> _INSTRUCTIONS TO FOLLOW_: Copy each line that contains the string "start".

——————

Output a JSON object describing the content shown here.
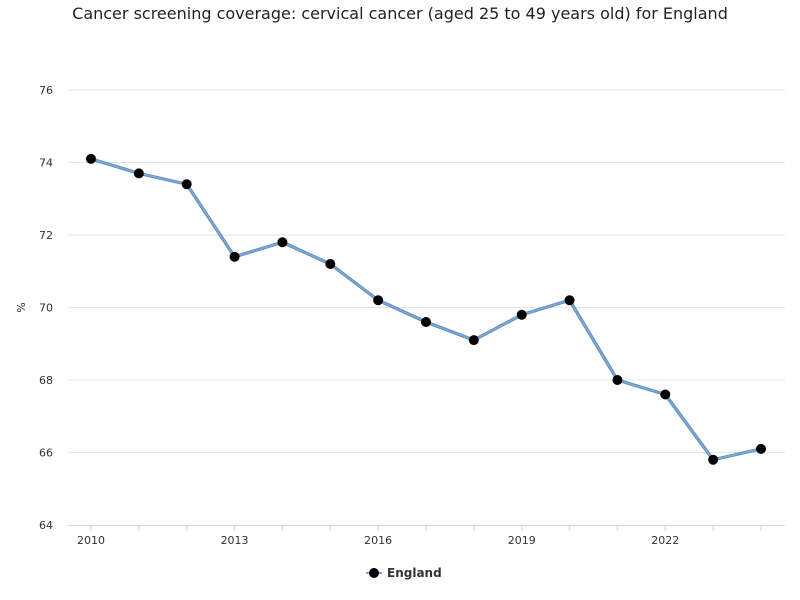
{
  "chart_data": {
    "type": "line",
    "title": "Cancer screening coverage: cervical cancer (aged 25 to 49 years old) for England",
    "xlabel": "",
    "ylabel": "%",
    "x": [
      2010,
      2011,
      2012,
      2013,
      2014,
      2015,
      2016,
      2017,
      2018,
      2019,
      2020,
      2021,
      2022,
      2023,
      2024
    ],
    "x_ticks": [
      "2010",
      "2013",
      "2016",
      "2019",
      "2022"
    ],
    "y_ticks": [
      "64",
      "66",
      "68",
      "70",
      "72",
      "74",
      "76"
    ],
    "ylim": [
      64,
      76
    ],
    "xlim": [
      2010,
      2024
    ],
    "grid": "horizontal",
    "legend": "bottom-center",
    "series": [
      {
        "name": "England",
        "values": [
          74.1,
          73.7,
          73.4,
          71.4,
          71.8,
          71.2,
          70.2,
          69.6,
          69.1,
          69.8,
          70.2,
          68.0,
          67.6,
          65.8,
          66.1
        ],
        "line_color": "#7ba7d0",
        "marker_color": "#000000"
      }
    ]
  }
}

——————

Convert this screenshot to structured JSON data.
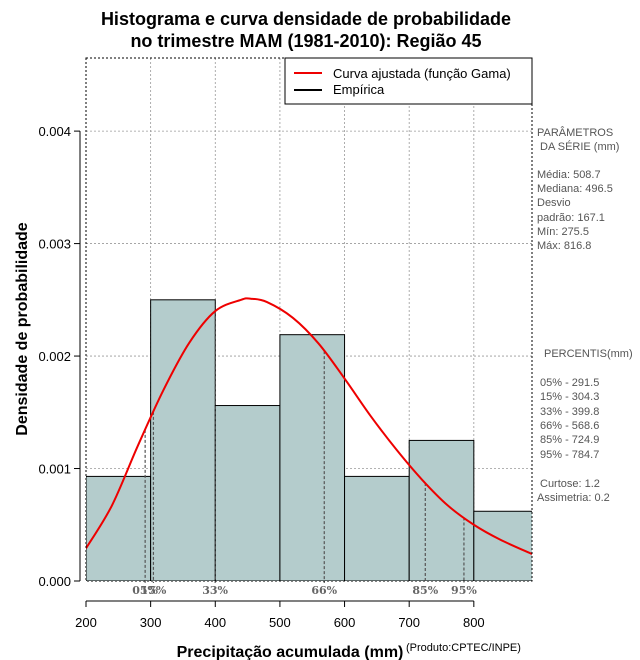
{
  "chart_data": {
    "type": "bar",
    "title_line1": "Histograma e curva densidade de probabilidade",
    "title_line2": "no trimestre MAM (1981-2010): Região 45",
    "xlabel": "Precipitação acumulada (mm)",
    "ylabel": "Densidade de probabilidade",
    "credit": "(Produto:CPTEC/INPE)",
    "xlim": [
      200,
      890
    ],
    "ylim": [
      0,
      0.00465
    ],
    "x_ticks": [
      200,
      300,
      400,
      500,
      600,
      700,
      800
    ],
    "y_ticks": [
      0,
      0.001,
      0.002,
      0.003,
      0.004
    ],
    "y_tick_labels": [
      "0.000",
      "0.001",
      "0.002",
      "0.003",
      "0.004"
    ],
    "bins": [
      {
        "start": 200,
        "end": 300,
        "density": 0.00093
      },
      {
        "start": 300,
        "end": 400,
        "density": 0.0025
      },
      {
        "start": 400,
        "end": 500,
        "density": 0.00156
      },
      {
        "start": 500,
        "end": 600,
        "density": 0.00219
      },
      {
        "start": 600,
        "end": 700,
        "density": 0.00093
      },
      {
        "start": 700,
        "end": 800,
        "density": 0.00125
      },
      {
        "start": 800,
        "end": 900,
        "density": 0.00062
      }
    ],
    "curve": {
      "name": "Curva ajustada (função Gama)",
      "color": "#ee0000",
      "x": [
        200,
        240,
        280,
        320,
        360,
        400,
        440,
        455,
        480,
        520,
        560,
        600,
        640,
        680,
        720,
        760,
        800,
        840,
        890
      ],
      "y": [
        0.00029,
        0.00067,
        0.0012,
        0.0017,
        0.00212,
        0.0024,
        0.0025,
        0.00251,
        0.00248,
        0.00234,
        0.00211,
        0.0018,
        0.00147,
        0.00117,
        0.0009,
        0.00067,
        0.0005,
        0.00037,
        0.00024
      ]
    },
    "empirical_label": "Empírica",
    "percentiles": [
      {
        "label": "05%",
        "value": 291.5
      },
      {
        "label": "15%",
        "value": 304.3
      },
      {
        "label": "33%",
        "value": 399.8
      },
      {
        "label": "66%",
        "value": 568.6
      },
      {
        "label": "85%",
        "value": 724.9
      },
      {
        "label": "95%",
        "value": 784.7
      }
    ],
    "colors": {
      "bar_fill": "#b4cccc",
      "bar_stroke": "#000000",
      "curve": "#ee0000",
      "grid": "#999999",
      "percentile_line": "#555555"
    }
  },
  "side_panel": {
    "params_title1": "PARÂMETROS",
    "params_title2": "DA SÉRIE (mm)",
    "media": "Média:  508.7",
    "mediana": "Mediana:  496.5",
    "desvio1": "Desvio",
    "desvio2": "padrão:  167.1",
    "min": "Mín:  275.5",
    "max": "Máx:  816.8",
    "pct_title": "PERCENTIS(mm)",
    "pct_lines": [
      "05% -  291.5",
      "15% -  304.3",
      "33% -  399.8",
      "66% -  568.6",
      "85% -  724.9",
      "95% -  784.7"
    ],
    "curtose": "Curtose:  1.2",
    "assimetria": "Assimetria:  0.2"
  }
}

——————

> _RESULT_:
        "start": 200,
        "start": 300,
        "start": 400,
        "start": 500,
        "start": 600,
        "start": 700,
        "start": 800,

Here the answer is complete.